[Data items]
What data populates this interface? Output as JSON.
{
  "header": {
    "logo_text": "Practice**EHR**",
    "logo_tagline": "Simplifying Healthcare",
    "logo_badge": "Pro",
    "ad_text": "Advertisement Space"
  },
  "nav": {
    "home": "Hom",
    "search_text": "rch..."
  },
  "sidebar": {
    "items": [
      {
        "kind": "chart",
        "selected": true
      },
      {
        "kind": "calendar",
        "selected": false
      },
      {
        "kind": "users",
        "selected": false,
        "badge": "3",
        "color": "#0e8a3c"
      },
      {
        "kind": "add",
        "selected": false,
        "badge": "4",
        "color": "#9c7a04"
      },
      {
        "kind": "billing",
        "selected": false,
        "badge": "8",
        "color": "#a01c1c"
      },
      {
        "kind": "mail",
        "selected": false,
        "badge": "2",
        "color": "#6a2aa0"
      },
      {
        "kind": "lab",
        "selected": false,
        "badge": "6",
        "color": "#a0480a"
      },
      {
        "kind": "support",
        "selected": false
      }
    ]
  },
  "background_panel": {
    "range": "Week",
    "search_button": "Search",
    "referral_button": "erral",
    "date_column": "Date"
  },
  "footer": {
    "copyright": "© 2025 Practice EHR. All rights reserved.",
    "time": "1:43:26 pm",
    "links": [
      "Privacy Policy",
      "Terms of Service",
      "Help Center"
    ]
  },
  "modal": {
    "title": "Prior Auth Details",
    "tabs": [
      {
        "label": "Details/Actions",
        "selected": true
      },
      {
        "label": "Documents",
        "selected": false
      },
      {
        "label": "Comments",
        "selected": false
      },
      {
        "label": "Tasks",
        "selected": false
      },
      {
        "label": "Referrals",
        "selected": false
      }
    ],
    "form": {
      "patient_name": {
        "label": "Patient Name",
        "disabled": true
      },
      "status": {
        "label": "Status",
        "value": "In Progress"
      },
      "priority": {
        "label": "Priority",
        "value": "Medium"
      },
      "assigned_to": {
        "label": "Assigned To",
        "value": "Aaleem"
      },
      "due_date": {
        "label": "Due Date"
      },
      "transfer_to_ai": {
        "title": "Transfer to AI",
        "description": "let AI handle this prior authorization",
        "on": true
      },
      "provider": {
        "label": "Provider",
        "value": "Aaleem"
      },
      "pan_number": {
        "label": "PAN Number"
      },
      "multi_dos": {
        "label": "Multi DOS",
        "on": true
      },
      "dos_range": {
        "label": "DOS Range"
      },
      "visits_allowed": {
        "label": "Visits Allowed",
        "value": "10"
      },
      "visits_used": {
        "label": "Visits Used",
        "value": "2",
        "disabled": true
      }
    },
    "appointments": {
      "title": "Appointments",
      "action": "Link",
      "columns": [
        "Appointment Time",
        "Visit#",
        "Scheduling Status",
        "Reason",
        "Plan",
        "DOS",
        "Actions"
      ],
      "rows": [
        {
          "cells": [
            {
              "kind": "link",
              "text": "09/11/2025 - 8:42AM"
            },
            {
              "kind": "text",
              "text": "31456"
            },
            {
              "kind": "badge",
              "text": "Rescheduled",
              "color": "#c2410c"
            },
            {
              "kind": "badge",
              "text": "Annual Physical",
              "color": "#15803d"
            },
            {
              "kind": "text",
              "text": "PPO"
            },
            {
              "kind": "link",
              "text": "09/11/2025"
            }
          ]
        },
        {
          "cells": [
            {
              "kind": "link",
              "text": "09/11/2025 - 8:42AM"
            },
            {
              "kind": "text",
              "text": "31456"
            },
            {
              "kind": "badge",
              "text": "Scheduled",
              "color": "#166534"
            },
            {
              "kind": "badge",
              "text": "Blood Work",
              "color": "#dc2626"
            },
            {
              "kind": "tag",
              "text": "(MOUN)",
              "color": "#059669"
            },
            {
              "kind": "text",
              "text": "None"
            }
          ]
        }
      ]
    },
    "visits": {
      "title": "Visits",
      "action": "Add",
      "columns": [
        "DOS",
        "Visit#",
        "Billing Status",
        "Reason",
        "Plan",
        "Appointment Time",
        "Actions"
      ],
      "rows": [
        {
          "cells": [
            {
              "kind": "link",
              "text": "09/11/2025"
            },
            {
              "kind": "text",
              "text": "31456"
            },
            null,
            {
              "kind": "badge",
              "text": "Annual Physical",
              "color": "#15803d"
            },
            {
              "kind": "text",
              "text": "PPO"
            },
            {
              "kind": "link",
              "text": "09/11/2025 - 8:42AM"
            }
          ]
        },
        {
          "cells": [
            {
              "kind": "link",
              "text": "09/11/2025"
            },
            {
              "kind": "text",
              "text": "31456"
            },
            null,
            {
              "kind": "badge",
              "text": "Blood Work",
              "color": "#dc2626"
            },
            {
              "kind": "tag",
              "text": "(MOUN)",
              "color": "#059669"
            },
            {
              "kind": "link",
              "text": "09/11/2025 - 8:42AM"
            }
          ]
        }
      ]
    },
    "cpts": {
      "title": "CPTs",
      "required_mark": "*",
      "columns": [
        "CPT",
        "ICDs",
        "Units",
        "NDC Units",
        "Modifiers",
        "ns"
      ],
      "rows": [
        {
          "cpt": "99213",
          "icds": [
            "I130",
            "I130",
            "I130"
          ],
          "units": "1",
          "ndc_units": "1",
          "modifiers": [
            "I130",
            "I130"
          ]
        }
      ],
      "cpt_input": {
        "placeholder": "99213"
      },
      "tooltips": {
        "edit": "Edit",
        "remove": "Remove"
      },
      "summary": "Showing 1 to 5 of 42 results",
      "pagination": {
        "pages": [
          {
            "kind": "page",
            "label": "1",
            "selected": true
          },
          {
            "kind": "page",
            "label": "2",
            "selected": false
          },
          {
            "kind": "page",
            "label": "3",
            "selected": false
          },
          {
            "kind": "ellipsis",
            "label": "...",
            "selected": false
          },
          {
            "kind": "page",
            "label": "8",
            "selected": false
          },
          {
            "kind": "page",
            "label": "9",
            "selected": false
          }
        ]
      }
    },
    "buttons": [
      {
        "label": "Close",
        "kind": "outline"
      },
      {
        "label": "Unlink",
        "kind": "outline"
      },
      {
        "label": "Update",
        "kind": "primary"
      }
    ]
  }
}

• **Task instructions**:
Collect each line of the entries that has the word "this", copying it in full.

• **Exercise result**:
What data populates this interface? Output as JSON.
        "description": "let AI handle this prior authorization",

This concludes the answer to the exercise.